I believe one of the fruitful things that could be done before proceeding with the final reading of this legislation is to have the minister stand in his place tonight and tell the members what the government's position is, as of now. I would not hold him to that as being the final negotiated solution to the problem at all. I simply think he needs to take that initiative. If he was courageous enough to move Bill 142 in the first instance, for reasons of his own, I think it is incumbent upon him --

Interjections.

Mr. Breaugh: I do not mind seven or eight arguments going on at once, but when it hits 15 or 20, I have a little trouble addressing the chair. If you will call a little order --

The Deputy Speaker: I am following your every word.

Mr. Breaugh: Yes, but you and I are having a conversation which is being drowned out by the government's back bench.

The Deputy Speaker: Order. Could the mini-cabinet meeting there sort of --

Hon. Ms. Fish: No.

Mr. Martel: Yes. Get out.

Hon. Ms. Fish: We would not want to have a quorum call.

Hon. Mr. Andrewes: There is our Metro member.

Mr. Breaugh: That, I believe, is important in proceeding from here.

The Deputy Speaker: Order. If the member for Sudbury East could tone down his comments, and the group across the floor could refrain or could retire out of the chamber, then the member for Oshawa, who is so anxious to wrap up his comments -- we can all sense it -- may resume.

Mr. Martel: I rise in my place, Mr. Speaker, and you should have known better. Let me count them for you -- there are about 18 of them and there are all kinds of conversations. I said earlier this afternoon I have always found it strange how you can detect a member from this side of the House and yet you have such great difficulty with that side of the House. I remind you of last night's debacle and last Thursday night's debacle when you gave a third and fourth warning to some member who weaves his way in and out of this Legislature.

The Deputy Speaker: Order.

Mr. Martel: I find it passing strange --

The Deputy Speaker: Order. If the member is calling my impartiality into question, we are not going to have that debate because one of us will be leaving and it will not be me.

I have asked the members over here to refrain from their debate and the member for Oshawa to continue. We thank the member for Sudbury East for his assistance, and for restraining himself.

9.10 p.m.

Mr. Breaugh: It is so difficult to try to work in these conditions.

At any rate, I believe it is important, in all seriousness, that the government put forward its position. On a number of occasions I have had it said to me that the government has a position on this financial package, but I do not know what it is. It has been said to me that everybody who is involved in these arguments knows the government position. I am not sure that is true, but I do know I have not seen it put on the public record in the House when we went through second reading debate, in the course of committee hearings or in the rather lengthy debate we have had so far on these aspects of the bill.

• _BRIEF 1_: Sum up the debate excerpt in three sentences.

• _AVAILABLE RECORDS_:

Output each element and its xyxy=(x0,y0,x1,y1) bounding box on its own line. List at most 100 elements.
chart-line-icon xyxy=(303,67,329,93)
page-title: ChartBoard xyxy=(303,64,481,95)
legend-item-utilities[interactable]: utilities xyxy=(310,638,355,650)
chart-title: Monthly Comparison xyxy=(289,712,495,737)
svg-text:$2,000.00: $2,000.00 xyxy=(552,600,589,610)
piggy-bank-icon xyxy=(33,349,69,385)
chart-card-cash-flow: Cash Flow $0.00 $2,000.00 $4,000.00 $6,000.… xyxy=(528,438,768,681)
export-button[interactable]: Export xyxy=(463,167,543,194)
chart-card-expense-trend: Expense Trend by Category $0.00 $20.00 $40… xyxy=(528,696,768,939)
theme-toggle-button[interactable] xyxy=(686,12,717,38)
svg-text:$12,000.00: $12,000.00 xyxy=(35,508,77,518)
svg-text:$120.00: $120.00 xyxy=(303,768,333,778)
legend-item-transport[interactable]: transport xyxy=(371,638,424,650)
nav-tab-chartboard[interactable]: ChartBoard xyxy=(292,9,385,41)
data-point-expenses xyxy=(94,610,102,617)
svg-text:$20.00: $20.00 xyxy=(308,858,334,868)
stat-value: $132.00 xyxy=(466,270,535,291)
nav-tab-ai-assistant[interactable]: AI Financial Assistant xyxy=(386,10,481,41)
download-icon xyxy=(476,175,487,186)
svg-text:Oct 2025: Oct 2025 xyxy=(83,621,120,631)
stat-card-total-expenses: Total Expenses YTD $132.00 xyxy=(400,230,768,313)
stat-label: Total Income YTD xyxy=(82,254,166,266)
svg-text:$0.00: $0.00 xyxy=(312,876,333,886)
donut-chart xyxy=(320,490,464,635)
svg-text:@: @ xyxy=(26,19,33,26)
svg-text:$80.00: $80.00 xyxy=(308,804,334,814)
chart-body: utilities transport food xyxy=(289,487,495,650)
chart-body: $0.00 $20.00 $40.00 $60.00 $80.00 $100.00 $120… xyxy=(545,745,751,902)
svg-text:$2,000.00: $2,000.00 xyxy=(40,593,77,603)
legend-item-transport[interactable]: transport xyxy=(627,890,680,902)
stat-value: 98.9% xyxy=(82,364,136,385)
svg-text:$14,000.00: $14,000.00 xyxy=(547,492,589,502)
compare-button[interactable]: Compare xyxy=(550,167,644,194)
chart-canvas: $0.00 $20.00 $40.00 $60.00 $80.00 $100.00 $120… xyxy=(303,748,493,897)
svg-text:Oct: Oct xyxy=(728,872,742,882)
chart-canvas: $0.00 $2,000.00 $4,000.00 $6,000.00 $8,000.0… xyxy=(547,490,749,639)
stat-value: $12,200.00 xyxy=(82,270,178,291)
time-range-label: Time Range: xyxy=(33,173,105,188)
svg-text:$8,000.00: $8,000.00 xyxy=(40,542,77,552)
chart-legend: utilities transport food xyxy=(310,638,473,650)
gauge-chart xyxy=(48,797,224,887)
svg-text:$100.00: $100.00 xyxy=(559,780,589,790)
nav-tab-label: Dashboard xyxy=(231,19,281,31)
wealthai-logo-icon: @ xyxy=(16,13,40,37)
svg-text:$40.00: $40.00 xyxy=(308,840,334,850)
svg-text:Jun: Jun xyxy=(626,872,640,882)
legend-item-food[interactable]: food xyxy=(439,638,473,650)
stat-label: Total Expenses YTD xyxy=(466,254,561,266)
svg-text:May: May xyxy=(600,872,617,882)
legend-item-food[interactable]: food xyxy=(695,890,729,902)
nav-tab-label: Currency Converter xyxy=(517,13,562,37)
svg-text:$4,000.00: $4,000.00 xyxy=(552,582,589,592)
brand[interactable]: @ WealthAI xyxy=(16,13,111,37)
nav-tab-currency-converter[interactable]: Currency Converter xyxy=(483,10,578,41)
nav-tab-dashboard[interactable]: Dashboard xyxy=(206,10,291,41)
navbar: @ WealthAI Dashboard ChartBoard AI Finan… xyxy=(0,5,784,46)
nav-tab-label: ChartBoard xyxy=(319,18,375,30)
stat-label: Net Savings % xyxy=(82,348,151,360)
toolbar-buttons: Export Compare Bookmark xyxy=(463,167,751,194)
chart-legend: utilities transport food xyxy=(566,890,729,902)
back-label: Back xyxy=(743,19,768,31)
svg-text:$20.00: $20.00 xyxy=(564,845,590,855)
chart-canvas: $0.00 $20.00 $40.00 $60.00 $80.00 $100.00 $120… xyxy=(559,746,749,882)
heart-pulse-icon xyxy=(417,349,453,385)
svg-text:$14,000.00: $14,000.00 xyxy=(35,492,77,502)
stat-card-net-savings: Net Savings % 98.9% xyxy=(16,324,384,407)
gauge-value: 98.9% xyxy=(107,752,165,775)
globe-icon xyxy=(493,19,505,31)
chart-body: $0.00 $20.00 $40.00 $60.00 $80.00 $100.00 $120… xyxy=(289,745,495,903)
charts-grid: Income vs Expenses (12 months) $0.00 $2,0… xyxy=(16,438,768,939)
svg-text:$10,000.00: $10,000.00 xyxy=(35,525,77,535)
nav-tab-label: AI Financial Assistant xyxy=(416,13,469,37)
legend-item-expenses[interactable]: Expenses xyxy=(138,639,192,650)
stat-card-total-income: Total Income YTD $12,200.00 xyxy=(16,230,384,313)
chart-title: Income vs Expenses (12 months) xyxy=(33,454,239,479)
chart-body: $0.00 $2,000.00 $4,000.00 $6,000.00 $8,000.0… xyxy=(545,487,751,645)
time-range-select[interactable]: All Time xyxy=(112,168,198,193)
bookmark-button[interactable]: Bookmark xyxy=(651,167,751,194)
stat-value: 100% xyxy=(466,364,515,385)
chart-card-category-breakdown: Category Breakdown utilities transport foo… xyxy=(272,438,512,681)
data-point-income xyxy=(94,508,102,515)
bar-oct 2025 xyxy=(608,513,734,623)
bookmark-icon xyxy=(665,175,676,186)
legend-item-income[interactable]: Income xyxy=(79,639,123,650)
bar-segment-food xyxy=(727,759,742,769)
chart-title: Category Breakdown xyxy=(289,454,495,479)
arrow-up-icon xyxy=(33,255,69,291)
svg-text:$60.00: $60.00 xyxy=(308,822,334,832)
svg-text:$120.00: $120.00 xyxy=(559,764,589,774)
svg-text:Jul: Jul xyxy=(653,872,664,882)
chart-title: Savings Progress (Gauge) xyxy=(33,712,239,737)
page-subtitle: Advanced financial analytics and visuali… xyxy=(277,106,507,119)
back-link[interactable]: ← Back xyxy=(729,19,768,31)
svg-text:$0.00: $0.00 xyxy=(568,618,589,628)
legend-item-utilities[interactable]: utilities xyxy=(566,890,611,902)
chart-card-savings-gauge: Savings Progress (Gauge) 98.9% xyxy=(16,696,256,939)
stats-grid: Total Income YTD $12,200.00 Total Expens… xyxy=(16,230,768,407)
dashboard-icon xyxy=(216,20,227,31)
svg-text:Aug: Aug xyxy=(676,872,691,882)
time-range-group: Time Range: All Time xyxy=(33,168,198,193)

• _BRIEF 2_: Please count the lines of the listing that contain the string "utilities", with case counting, and give only the number.

• _CORRECT RESPONSE 1_: Mr. Breaugh argues that, before the final reading of the legislation, the minister should tell the members the government's current position, and he says he has not seen its position on the financial package put on the public record in the House. His remarks are disrupted by conversations on the government's back bench, and the Deputy Speaker calls for order. When Mr. Martel objects that the Deputy Speaker notices members on one side of the House more readily than the other, the Deputy Speaker refuses to have a debate over impartiality.

• _CORRECT RESPONSE 2_: 6